_Written problem_: All lines featuring the string "Tester" are to be listed.
--- Start ---
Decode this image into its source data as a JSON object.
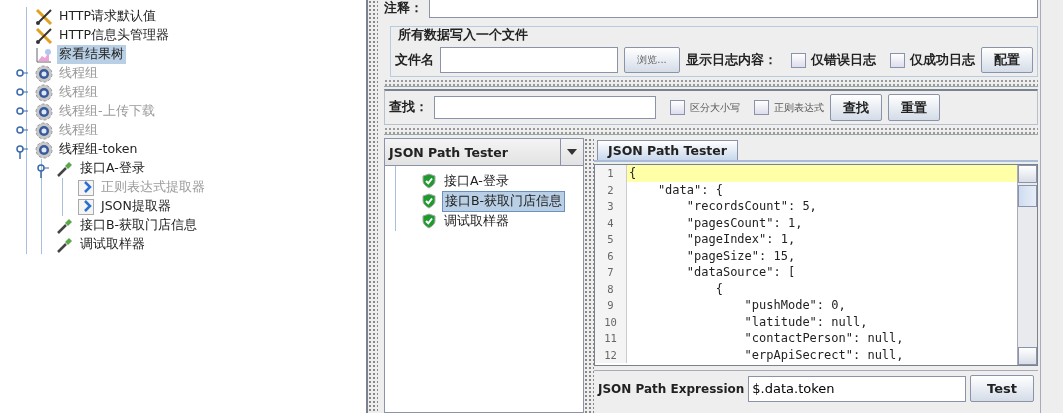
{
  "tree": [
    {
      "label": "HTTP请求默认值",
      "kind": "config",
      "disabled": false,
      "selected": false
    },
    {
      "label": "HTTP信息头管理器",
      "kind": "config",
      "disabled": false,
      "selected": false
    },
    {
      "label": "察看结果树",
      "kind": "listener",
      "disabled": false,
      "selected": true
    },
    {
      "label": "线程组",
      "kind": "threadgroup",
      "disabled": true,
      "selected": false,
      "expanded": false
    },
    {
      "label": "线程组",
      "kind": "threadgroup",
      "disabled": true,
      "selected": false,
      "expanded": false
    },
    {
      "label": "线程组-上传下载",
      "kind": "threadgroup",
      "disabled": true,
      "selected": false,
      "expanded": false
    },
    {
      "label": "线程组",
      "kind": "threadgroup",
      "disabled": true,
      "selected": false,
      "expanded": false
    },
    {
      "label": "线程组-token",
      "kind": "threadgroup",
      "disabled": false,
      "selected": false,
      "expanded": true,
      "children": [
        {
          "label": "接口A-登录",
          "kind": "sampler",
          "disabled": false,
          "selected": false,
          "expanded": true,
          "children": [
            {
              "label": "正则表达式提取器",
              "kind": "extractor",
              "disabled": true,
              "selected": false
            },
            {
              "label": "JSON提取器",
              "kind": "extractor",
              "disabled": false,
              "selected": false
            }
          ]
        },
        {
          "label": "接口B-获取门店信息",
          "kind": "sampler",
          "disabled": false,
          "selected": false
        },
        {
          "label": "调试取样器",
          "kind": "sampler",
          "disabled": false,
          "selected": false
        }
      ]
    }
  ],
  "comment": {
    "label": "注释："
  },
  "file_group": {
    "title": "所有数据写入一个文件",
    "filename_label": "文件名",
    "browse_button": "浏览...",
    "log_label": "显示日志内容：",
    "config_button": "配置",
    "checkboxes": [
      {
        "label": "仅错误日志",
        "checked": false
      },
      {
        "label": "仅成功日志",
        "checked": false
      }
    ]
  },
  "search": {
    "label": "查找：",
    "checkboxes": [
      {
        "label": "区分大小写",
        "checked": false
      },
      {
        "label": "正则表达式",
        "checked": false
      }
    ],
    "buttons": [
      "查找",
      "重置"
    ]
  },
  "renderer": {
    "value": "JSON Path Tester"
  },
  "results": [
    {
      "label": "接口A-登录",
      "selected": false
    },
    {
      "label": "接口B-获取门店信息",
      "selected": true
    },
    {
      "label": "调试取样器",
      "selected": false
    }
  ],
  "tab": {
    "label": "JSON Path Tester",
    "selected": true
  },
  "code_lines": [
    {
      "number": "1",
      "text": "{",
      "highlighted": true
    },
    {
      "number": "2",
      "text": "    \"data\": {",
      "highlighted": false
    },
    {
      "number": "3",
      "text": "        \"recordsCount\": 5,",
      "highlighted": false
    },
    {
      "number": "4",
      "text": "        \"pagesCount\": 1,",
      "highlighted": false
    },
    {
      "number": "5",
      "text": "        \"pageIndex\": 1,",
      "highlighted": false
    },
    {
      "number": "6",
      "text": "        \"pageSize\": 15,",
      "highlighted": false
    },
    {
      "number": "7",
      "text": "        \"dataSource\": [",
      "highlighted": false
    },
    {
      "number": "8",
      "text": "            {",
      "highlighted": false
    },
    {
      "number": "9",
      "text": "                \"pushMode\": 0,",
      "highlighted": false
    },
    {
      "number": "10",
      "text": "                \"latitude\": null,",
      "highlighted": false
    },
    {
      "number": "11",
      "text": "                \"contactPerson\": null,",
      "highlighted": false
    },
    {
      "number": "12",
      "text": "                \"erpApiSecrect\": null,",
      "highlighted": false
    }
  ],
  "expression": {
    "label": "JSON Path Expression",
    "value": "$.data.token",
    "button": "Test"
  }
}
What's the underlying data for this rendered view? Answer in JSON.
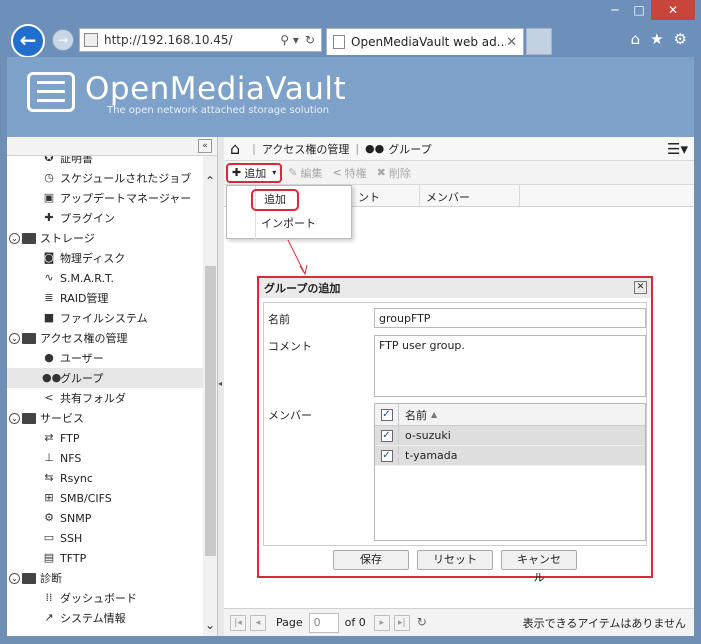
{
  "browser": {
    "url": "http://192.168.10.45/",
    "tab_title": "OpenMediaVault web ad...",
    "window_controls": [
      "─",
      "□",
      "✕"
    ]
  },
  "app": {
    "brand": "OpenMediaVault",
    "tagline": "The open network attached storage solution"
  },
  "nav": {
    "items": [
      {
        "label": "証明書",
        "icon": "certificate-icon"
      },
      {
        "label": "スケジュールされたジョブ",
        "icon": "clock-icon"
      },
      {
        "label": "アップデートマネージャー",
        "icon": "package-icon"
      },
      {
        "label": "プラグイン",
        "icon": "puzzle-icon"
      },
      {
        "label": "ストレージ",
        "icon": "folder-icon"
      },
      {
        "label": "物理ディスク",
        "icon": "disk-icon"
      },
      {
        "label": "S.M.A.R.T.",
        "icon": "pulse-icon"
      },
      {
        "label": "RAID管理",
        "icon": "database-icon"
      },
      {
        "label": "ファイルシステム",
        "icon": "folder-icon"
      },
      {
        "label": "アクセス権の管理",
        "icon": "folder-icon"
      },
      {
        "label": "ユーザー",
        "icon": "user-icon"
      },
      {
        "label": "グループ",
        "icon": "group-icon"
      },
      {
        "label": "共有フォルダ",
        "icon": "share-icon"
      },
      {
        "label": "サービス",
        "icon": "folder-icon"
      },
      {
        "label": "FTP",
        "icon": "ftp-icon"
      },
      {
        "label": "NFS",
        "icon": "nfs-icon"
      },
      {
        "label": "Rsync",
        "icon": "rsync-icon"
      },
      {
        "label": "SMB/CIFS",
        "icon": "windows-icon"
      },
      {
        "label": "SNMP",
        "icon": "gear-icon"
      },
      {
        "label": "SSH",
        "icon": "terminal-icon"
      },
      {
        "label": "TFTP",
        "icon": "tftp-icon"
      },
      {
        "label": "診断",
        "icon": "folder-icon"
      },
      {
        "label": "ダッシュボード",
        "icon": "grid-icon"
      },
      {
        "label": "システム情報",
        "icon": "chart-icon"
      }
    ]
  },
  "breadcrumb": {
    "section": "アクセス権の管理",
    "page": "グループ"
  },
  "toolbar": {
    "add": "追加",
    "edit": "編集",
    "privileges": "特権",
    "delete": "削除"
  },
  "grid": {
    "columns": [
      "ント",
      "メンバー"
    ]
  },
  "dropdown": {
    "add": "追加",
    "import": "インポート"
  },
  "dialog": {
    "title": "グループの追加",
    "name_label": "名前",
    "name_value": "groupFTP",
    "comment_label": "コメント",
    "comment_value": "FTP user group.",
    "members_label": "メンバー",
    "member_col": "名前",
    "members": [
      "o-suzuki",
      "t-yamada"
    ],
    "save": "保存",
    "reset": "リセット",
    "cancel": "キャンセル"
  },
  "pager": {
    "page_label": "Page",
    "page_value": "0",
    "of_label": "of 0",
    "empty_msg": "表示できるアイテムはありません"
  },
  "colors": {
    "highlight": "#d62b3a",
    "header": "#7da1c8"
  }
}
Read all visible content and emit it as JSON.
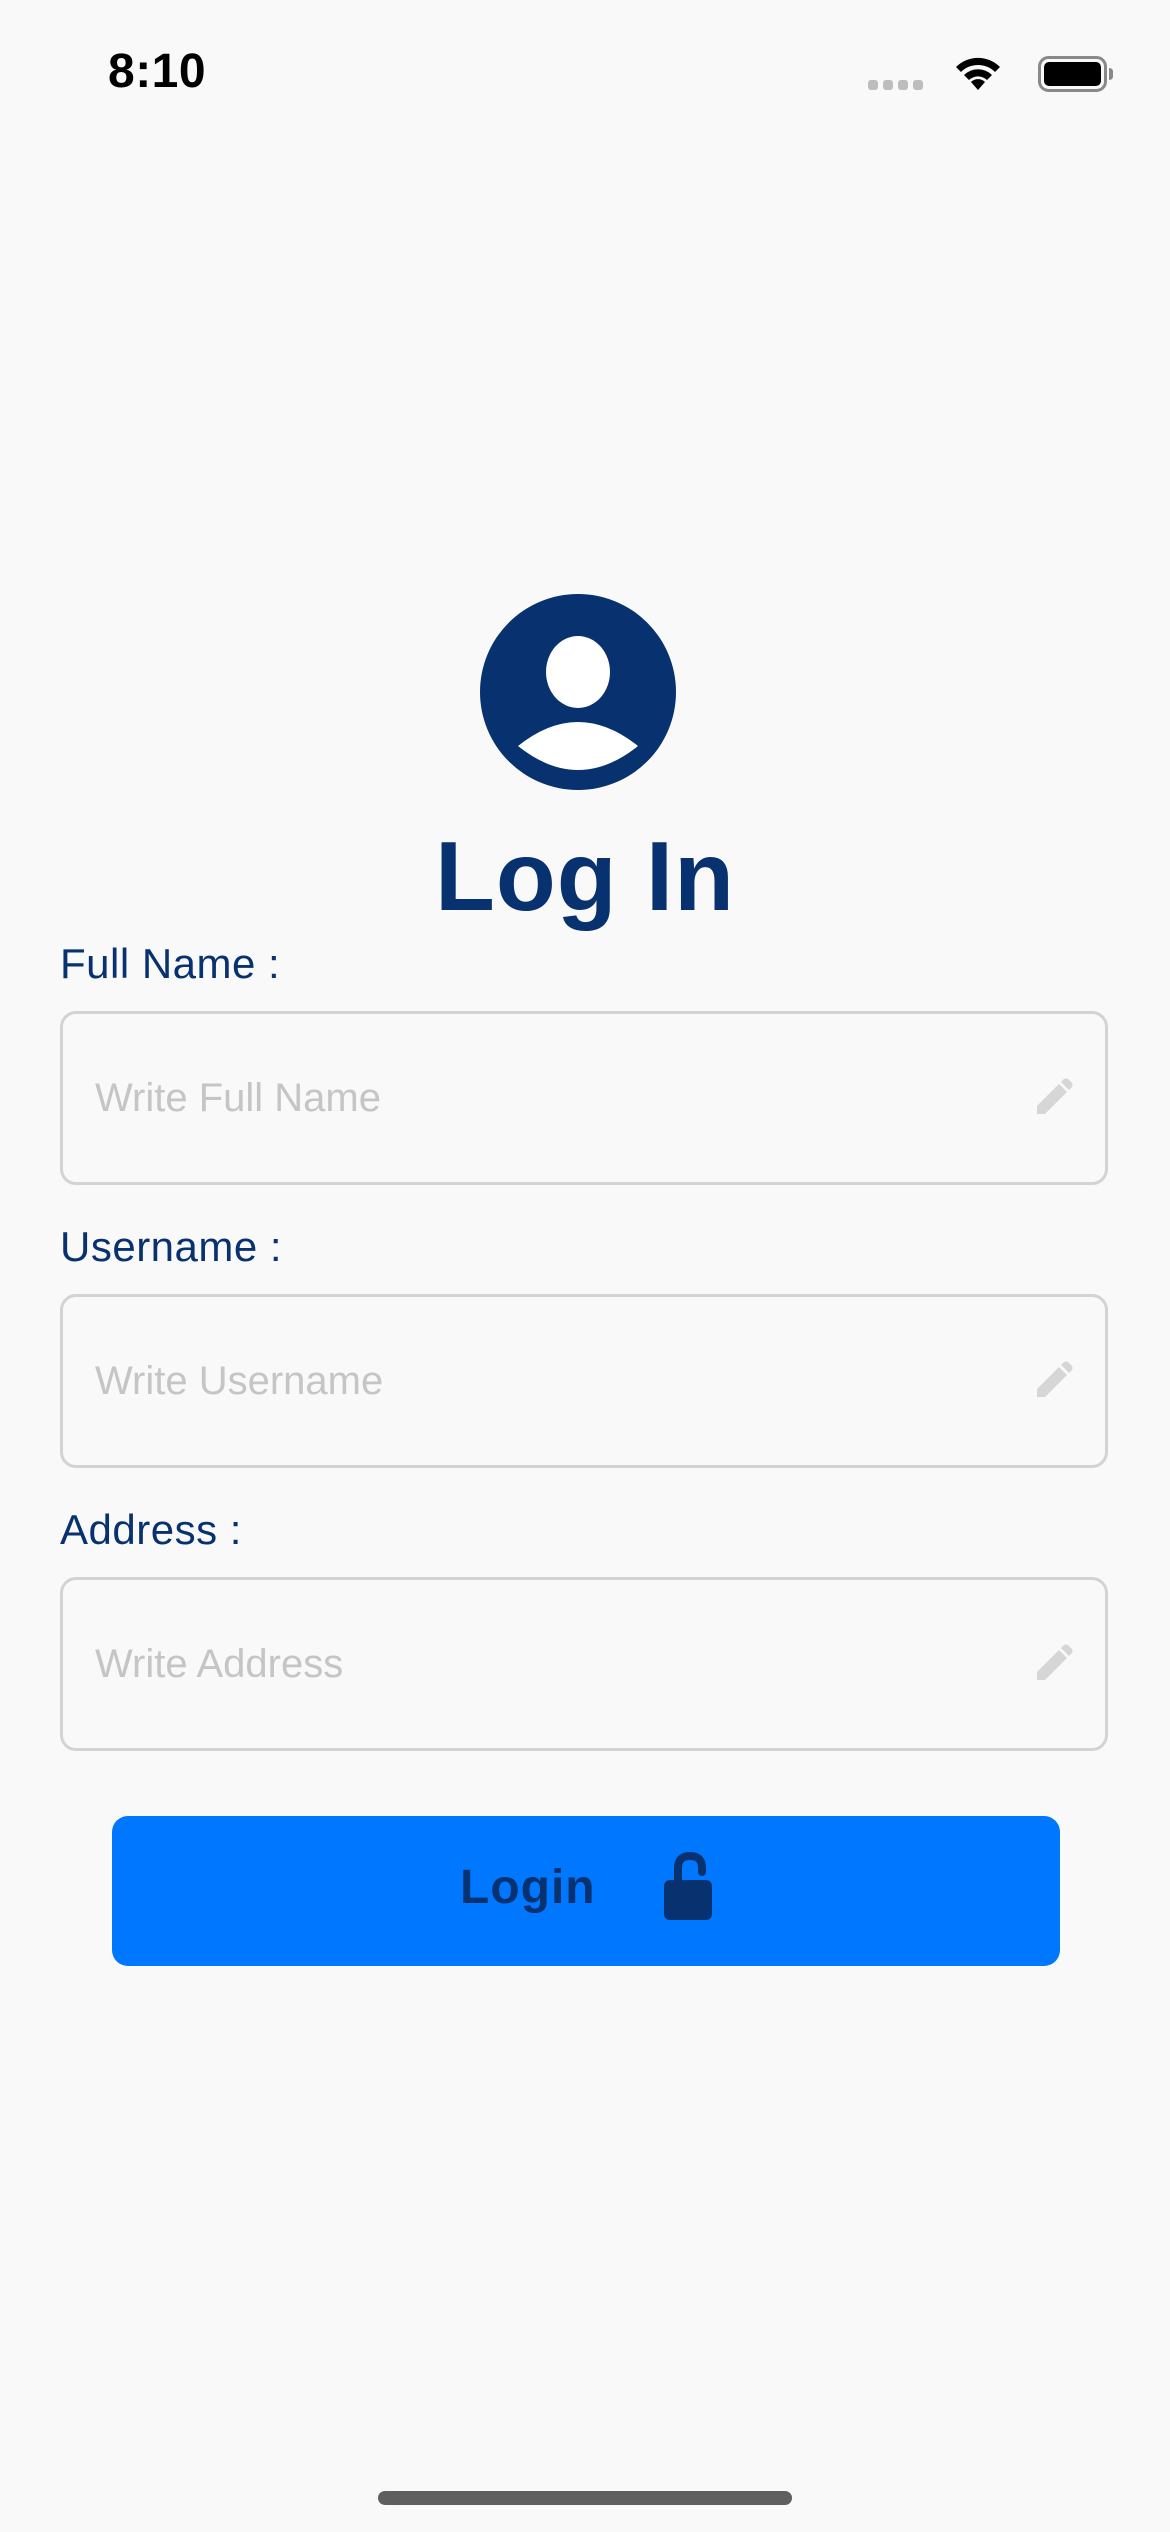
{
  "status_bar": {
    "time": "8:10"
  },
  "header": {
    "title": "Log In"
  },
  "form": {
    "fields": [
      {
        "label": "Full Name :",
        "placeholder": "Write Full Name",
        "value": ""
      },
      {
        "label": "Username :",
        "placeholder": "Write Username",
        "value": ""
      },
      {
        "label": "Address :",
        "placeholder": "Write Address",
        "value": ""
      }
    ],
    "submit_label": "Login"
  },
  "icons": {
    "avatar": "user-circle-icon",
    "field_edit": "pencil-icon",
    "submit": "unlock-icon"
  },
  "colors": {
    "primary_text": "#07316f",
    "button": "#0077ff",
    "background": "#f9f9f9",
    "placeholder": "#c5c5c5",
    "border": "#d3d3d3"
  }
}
--- End ---
_Task result_:
    "value": "JSON Path Tester"
    "label": "JSON Path Tester",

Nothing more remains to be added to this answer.